Collected data entries:

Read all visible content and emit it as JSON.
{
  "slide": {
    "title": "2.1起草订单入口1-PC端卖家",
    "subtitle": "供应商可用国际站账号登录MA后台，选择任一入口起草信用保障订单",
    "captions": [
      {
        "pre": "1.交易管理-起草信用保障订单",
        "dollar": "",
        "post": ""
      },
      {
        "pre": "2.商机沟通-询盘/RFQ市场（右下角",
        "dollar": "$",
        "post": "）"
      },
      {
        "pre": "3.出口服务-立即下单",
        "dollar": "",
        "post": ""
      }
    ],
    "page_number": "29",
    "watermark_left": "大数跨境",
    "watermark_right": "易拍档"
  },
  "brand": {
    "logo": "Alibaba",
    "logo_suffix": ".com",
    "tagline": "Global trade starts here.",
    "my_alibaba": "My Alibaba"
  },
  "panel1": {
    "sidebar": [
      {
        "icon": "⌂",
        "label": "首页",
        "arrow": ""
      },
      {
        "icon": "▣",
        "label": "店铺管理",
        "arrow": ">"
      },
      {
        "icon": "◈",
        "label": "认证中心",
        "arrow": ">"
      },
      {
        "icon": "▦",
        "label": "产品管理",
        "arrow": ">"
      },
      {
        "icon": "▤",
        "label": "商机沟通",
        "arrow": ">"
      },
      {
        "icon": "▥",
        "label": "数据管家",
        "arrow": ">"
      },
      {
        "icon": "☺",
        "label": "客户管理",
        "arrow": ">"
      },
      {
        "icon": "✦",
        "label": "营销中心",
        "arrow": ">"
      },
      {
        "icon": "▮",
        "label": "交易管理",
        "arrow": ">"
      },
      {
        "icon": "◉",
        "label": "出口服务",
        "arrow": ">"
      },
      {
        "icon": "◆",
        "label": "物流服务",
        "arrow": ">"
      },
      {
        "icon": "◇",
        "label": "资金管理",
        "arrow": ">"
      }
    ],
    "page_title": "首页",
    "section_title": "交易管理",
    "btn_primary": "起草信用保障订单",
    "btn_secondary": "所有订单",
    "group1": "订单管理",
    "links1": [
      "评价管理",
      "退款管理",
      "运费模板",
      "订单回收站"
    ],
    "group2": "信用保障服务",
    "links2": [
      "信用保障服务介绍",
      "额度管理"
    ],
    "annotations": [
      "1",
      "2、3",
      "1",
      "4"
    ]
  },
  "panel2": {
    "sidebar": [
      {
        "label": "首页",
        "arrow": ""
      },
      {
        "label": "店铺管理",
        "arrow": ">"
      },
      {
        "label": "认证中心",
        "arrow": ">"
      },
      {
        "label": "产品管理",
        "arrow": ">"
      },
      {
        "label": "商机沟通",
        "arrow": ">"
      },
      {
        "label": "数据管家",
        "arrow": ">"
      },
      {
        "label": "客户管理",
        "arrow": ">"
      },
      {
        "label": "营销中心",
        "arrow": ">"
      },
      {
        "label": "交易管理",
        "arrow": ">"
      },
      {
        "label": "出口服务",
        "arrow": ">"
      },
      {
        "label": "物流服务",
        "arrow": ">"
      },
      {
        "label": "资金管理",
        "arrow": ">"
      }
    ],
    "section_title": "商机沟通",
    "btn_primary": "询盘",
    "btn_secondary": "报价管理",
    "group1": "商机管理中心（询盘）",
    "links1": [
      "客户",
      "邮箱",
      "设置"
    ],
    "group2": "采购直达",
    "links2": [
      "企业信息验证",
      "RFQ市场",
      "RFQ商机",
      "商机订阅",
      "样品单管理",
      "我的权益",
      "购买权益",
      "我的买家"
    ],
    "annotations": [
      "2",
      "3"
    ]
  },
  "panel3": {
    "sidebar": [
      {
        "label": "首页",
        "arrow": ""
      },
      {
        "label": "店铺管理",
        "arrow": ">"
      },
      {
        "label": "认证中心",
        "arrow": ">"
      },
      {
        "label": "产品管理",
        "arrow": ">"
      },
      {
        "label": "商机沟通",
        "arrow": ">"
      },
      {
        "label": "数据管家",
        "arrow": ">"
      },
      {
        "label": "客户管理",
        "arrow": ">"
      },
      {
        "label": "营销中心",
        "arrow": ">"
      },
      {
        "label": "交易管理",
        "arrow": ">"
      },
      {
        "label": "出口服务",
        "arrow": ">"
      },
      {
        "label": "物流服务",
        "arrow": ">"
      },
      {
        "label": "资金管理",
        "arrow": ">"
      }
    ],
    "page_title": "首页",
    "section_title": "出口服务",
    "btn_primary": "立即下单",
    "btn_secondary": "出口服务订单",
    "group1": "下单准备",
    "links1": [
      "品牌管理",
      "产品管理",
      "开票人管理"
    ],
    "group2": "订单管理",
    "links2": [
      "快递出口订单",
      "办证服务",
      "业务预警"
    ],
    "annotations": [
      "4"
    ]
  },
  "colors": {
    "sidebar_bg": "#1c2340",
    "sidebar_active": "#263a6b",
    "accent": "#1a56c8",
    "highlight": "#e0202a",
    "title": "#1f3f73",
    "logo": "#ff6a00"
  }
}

## AIM
All of the data needs to be reproduced exactly, with no line missing.

## COMPLETED EXERCISE
Read all visible content and emit it as JSON.
{
  "slide": {
    "title": "2.1起草订单入口1-PC端卖家",
    "subtitle": "供应商可用国际站账号登录MA后台，选择任一入口起草信用保障订单",
    "captions": [
      {
        "pre": "1.交易管理-起草信用保障订单",
        "dollar": "",
        "post": ""
      },
      {
        "pre": "2.商机沟通-询盘/RFQ市场（右下角",
        "dollar": "$",
        "post": "）"
      },
      {
        "pre": "3.出口服务-立即下单",
        "dollar": "",
        "post": ""
      }
    ],
    "page_number": "29",
    "watermark_left": "大数跨境",
    "watermark_right": "易拍档"
  },
  "brand": {
    "logo": "Alibaba",
    "logo_suffix": ".com",
    "tagline": "Global trade starts here.",
    "my_alibaba": "My Alibaba"
  },
  "panel1": {
    "sidebar": [
      {
        "icon": "⌂",
        "label": "首页",
        "arrow": ""
      },
      {
        "icon": "▣",
        "label": "店铺管理",
        "arrow": ">"
      },
      {
        "icon": "◈",
        "label": "认证中心",
        "arrow": ">"
      },
      {
        "icon": "▦",
        "label": "产品管理",
        "arrow": ">"
      },
      {
        "icon": "▤",
        "label": "商机沟通",
        "arrow": ">"
      },
      {
        "icon": "▥",
        "label": "数据管家",
        "arrow": ">"
      },
      {
        "icon": "☺",
        "label": "客户管理",
        "arrow": ">"
      },
      {
        "icon": "✦",
        "label": "营销中心",
        "arrow": ">"
      },
      {
        "icon": "▮",
        "label": "交易管理",
        "arrow": ">"
      },
      {
        "icon": "◉",
        "label": "出口服务",
        "arrow": ">"
      },
      {
        "icon": "◆",
        "label": "物流服务",
        "arrow": ">"
      },
      {
        "icon": "◇",
        "label": "资金管理",
        "arrow": ">"
      }
    ],
    "page_title": "首页",
    "section_title": "交易管理",
    "btn_primary": "起草信用保障订单",
    "btn_secondary": "所有订单",
    "group1": "订单管理",
    "links1": [
      "评价管理",
      "退款管理",
      "运费模板",
      "订单回收站"
    ],
    "group2": "信用保障服务",
    "links2": [
      "信用保障服务介绍",
      "额度管理"
    ],
    "annotations": [
      "1",
      "2、3",
      "1",
      "4"
    ]
  },
  "panel2": {
    "sidebar": [
      {
        "label": "首页",
        "arrow": ""
      },
      {
        "label": "店铺管理",
        "arrow": ">"
      },
      {
        "label": "认证中心",
        "arrow": ">"
      },
      {
        "label": "产品管理",
        "arrow": ">"
      },
      {
        "label": "商机沟通",
        "arrow": ">"
      },
      {
        "label": "数据管家",
        "arrow": ">"
      },
      {
        "label": "客户管理",
        "arrow": ">"
      },
      {
        "label": "营销中心",
        "arrow": ">"
      },
      {
        "label": "交易管理",
        "arrow": ">"
      },
      {
        "label": "出口服务",
        "arrow": ">"
      },
      {
        "label": "物流服务",
        "arrow": ">"
      },
      {
        "label": "资金管理",
        "arrow": ">"
      }
    ],
    "section_title": "商机沟通",
    "btn_primary": "询盘",
    "btn_secondary": "报价管理",
    "group1": "商机管理中心（询盘）",
    "links1": [
      "客户",
      "邮箱",
      "设置"
    ],
    "group2": "采购直达",
    "links2": [
      "企业信息验证",
      "RFQ市场",
      "RFQ商机",
      "商机订阅",
      "样品单管理",
      "我的权益",
      "购买权益",
      "我的买家"
    ],
    "annotations": [
      "2",
      "3"
    ]
  },
  "panel3": {
    "sidebar": [
      {
        "label": "首页",
        "arrow": ""
      },
      {
        "label": "店铺管理",
        "arrow": ">"
      },
      {
        "label": "认证中心",
        "arrow": ">"
      },
      {
        "label": "产品管理",
        "arrow": ">"
      },
      {
        "label": "商机沟通",
        "arrow": ">"
      },
      {
        "label": "数据管家",
        "arrow": ">"
      },
      {
        "label": "客户管理",
        "arrow": ">"
      },
      {
        "label": "营销中心",
        "arrow": ">"
      },
      {
        "label": "交易管理",
        "arrow": ">"
      },
      {
        "label": "出口服务",
        "arrow": ">"
      },
      {
        "label": "物流服务",
        "arrow": ">"
      },
      {
        "label": "资金管理",
        "arrow": ">"
      }
    ],
    "page_title": "首页",
    "section_title": "出口服务",
    "btn_primary": "立即下单",
    "btn_secondary": "出口服务订单",
    "group1": "下单准备",
    "links1": [
      "品牌管理",
      "产品管理",
      "开票人管理"
    ],
    "group2": "订单管理",
    "links2": [
      "快递出口订单",
      "办证服务",
      "业务预警"
    ],
    "annotations": [
      "4"
    ]
  },
  "colors": {
    "sidebar_bg": "#1c2340",
    "sidebar_active": "#263a6b",
    "accent": "#1a56c8",
    "highlight": "#e0202a",
    "title": "#1f3f73",
    "logo": "#ff6a00"
  }
}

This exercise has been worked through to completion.